- _Dataset content_
──────────

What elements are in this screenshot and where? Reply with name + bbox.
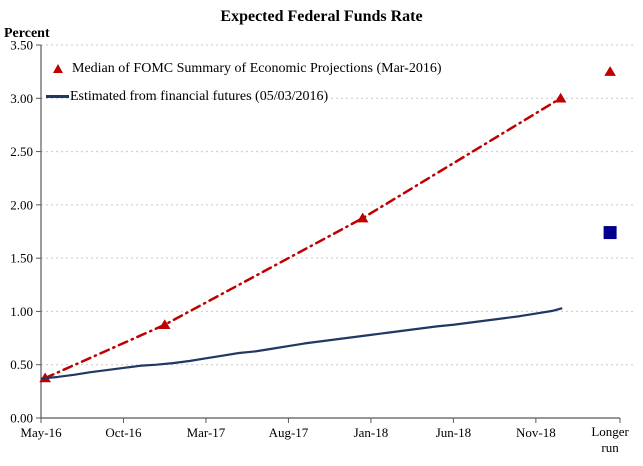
triangle-marker [604,66,616,76]
y-tick-label: 0.00 [10,411,33,426]
x-label-longer-run-line2: run [601,440,619,455]
triangle-marker-icon [53,64,63,73]
x-tick-label: Mar-17 [187,425,226,440]
x-label-longer-run-line1: Longer [591,424,629,439]
legend-item-fomc-median: Median of FOMC Summary of Economic Proje… [46,58,442,79]
legend: Median of FOMC Summary of Economic Proje… [46,58,442,114]
legend-label-fomc-median: Median of FOMC Summary of Economic Proje… [72,60,442,76]
x-tick-label: Oct-16 [105,425,142,440]
series-line [43,97,562,380]
chart-title: Expected Federal Funds Rate [220,8,423,25]
y-tick-label: 2.00 [10,197,33,212]
line-marker-icon [46,95,69,98]
x-tick-label: Nov-18 [516,425,556,440]
y-tick-label: 2.50 [10,144,33,159]
triangle-marker [356,212,369,223]
y-axis-title: Percent [4,26,50,41]
y-tick-label: 1.00 [10,304,33,319]
y-tick-label: 1.50 [10,251,33,266]
triangle-marker [554,92,567,103]
legend-item-futures: Estimated from financial futures (05/03/… [46,86,442,107]
y-tick-label: 0.50 [10,357,33,372]
x-tick-label: Jan-18 [354,425,389,440]
x-tick-label: Jun-18 [436,425,471,440]
x-tick-label: Aug-17 [269,425,309,440]
x-tick-label: May-16 [20,425,62,440]
legend-label-futures: Estimated from financial futures (05/03/… [70,88,329,104]
series-line [40,307,563,380]
y-tick-label: 3.50 [10,38,33,53]
y-tick-label: 3.00 [10,91,33,106]
longer-run-square-marker [603,226,617,240]
triangle-marker [158,319,171,329]
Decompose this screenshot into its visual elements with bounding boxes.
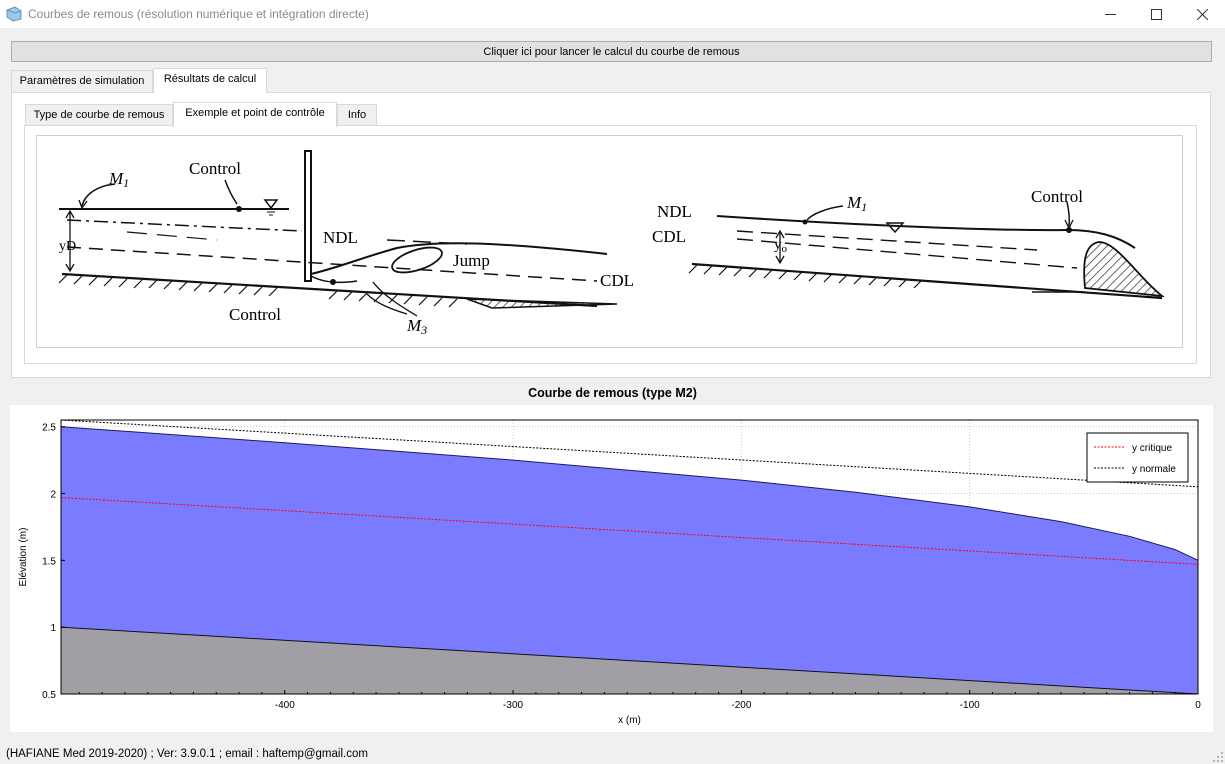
x-tick-label: -100 <box>960 700 980 711</box>
left-ndl-label: NDL <box>323 228 358 247</box>
window-app-icon <box>6 6 22 22</box>
tab-example-control-point[interactable]: Exemple et point de contrôle <box>173 102 337 127</box>
x-tick-label: 0 <box>1195 700 1201 711</box>
maximize-button[interactable] <box>1133 0 1179 28</box>
left-control-bottom-label: Control <box>229 305 281 324</box>
right-sketch: NDL CDL M1 yo Control <box>652 187 1165 300</box>
y-tick-label: 2 <box>50 490 56 501</box>
x-axis-ticks: -400 -300 -200 -100 0 <box>78 690 1201 711</box>
x-tick-label: -300 <box>503 700 523 711</box>
backwater-chart: -400 -300 -200 -100 0 0.5 1 1.5 2 2.5 x (m) Elév… <box>18 419 1201 726</box>
right-depth-label: yo <box>774 237 788 255</box>
jump-label: Jump <box>453 251 490 270</box>
close-button[interactable] <box>1179 0 1225 28</box>
y-tick-label: 2.5 <box>42 423 56 434</box>
m3-label: M3 <box>406 316 427 337</box>
channel-bed-line <box>60 626 1199 695</box>
right-m1-label: M1 <box>846 193 867 214</box>
tab-info[interactable]: Info <box>337 104 377 127</box>
y-tick-label: 1.5 <box>42 556 56 567</box>
left-control-top-label: Control <box>189 159 241 178</box>
y-axis-ticks: 0.5 1 1.5 2 2.5 <box>42 423 65 701</box>
close-icon <box>1196 8 1208 20</box>
chart-legend: y critique y normale <box>1086 432 1189 483</box>
critical-depth-line <box>60 497 1199 565</box>
tab-backwater-curve-type[interactable]: Type de courbe de remous <box>25 104 173 127</box>
legend-box <box>1086 432 1189 483</box>
left-cdl-label: CDL <box>600 271 634 290</box>
x-tick-label: -400 <box>275 700 295 711</box>
title-bar: Courbes de remous (résolution numérique … <box>0 0 1225 28</box>
control-sketch: M1 Control NDL yD Jump CDL Control M3 <box>58 150 1165 337</box>
legend-label-critical: y critique <box>1132 443 1172 454</box>
water-surface-line <box>60 426 1199 561</box>
minimize-button[interactable] <box>1087 0 1133 28</box>
control-point-example-image: M1 Control NDL yD Jump CDL Control M3 <box>36 135 1183 348</box>
water-area <box>61 426 1198 694</box>
x-axis-label: x (m) <box>618 715 641 726</box>
left-sketch: M1 Control NDL yD Jump CDL Control M3 <box>58 150 634 337</box>
y-tick-label: 0.5 <box>42 690 56 701</box>
left-m1-label: M1 <box>108 169 129 190</box>
resize-grip-icon[interactable] <box>1213 752 1223 762</box>
run-calculation-button[interactable]: Cliquer ici pour lancer le calcul du cou… <box>11 41 1212 62</box>
plot-frame <box>60 419 1199 695</box>
normal-depth-line <box>60 419 1199 488</box>
status-bar-text: (HAFIANE Med 2019-2020) ; Ver: 3.9.0.1 ;… <box>6 748 368 760</box>
backwater-plot-panel[interactable]: -400 -300 -200 -100 0 0.5 1 1.5 2 2.5 x (m) Elév… <box>10 405 1213 732</box>
maximize-icon <box>1150 8 1162 20</box>
right-control-label: Control <box>1031 187 1083 206</box>
window-title: Courbes de remous (résolution numérique … <box>28 7 369 21</box>
chart-title: Courbe de remous (type M2) <box>528 386 697 400</box>
left-depth-label: yD <box>59 239 76 254</box>
tab-simulation-parameters[interactable]: Paramètres de simulation <box>11 70 153 93</box>
minimize-icon <box>1104 13 1116 15</box>
legend-label-normal: y normale <box>1132 464 1176 475</box>
y-axis-label: Elévation (m) <box>18 528 29 587</box>
right-cdl-label: CDL <box>652 227 686 246</box>
right-ndl-label: NDL <box>657 202 692 221</box>
x-tick-label: -200 <box>731 700 751 711</box>
tab-calculation-results[interactable]: Résultats de calcul <box>153 68 267 93</box>
y-tick-label: 1 <box>50 623 56 634</box>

──────────

- _What you need to do_
Give again the listing above, beginning at its very start and going on through the line that contains "Decompose this screenshot", with both ends included. Leave the pictures out of your answer.

- _Solution below_
What elements are in this screenshot and where? Reply with name + bbox.
triangle-marker [604,66,616,76]
y-tick-label: 0.00 [10,411,33,426]
x-label-longer-run-line2: run [601,440,619,455]
triangle-marker-icon [53,64,63,73]
x-tick-label: Mar-17 [187,425,226,440]
x-label-longer-run-line1: Longer [591,424,629,439]
legend-item-fomc-median: Median of FOMC Summary of Economic Proje… [46,58,442,79]
legend: Median of FOMC Summary of Economic Proje… [46,58,442,114]
legend-label-fomc-median: Median of FOMC Summary of Economic Proje… [72,60,442,76]
x-tick-label: Oct-16 [105,425,142,440]
series-line [43,97,562,380]
chart-title: Expected Federal Funds Rate [220,8,423,25]
y-tick-label: 2.00 [10,197,33,212]
line-marker-icon [46,95,69,98]
x-tick-label: Nov-18 [516,425,556,440]
y-tick-label: 2.50 [10,144,33,159]
triangle-marker [356,212,369,223]
y-axis-title: Percent [4,26,50,41]
y-tick-label: 1.00 [10,304,33,319]
y-tick-label: 1.50 [10,251,33,266]
triangle-marker [554,92,567,103]
legend-item-futures: Estimated from financial futures (05/03/… [46,86,442,107]
y-tick-label: 0.50 [10,357,33,372]
x-tick-label: Jan-18 [354,425,389,440]
x-tick-label: Jun-18 [436,425,471,440]
x-tick-label: Aug-17 [269,425,309,440]
x-tick-label: May-16 [20,425,62,440]
legend-label-futures: Estimated from financial futures (05/03/… [70,88,329,104]
series-line [40,307,563,380]
y-tick-label: 3.50 [10,38,33,53]
y-tick-label: 3.00 [10,91,33,106]
longer-run-square-marker [603,226,617,240]
triangle-marker [158,319,171,329]
Decompose this screenshot into its visual elements with bounding boxes.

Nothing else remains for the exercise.